> Exercise goal: Repeat the material in full. Keep every line exactly as it is.

Start of Dataset entries

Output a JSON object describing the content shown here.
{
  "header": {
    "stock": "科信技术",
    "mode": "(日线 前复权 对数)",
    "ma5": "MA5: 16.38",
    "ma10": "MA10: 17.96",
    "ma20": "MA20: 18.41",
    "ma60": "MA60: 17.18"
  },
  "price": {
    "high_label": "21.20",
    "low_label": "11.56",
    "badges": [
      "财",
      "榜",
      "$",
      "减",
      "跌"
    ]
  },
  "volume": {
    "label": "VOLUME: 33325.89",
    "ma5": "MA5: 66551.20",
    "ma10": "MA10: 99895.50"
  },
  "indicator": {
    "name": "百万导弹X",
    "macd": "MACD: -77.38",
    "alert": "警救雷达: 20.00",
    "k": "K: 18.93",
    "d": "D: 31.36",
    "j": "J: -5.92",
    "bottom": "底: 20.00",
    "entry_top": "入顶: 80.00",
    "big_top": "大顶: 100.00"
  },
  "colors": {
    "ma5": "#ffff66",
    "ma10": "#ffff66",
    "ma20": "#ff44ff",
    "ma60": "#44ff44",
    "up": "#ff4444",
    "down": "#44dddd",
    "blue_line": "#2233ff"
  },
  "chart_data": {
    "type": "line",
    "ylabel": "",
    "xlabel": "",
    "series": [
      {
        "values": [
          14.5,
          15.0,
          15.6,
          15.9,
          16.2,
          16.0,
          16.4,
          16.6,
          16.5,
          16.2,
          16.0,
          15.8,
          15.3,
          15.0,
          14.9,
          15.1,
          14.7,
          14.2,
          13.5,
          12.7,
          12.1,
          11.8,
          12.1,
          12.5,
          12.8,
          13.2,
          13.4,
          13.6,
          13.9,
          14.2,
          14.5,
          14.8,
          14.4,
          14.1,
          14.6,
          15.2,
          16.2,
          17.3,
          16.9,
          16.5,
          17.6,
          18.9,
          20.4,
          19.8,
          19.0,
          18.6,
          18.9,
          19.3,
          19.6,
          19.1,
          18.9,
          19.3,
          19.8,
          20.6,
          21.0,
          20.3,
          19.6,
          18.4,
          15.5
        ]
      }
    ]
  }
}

End of Dataset entries

> Task output:
Output a JSON object describing the content shown here.
{
  "header": {
    "stock": "科信技术",
    "mode": "(日线 前复权 对数)",
    "ma5": "MA5: 16.38",
    "ma10": "MA10: 17.96",
    "ma20": "MA20: 18.41",
    "ma60": "MA60: 17.18"
  },
  "price": {
    "high_label": "21.20",
    "low_label": "11.56",
    "badges": [
      "财",
      "榜",
      "$",
      "减",
      "跌"
    ]
  },
  "volume": {
    "label": "VOLUME: 33325.89",
    "ma5": "MA5: 66551.20",
    "ma10": "MA10: 99895.50"
  },
  "indicator": {
    "name": "百万导弹X",
    "macd": "MACD: -77.38",
    "alert": "警救雷达: 20.00",
    "k": "K: 18.93",
    "d": "D: 31.36",
    "j": "J: -5.92",
    "bottom": "底: 20.00",
    "entry_top": "入顶: 80.00",
    "big_top": "大顶: 100.00"
  },
  "colors": {
    "ma5": "#ffff66",
    "ma10": "#ffff66",
    "ma20": "#ff44ff",
    "ma60": "#44ff44",
    "up": "#ff4444",
    "down": "#44dddd",
    "blue_line": "#2233ff"
  },
  "chart_data": {
    "type": "line",
    "ylabel": "",
    "xlabel": "",
    "series": [
      {
        "values": [
          14.5,
          15.0,
          15.6,
          15.9,
          16.2,
          16.0,
          16.4,
          16.6,
          16.5,
          16.2,
          16.0,
          15.8,
          15.3,
          15.0,
          14.9,
          15.1,
          14.7,
          14.2,
          13.5,
          12.7,
          12.1,
          11.8,
          12.1,
          12.5,
          12.8,
          13.2,
          13.4,
          13.6,
          13.9,
          14.2,
          14.5,
          14.8,
          14.4,
          14.1,
          14.6,
          15.2,
          16.2,
          17.3,
          16.9,
          16.5,
          17.6,
          18.9,
          20.4,
          19.8,
          19.0,
          18.6,
          18.9,
          19.3,
          19.6,
          19.1,
          18.9,
          19.3,
          19.8,
          20.6,
          21.0,
          20.3,
          19.6,
          18.4,
          15.5
        ]
      }
    ]
  }
}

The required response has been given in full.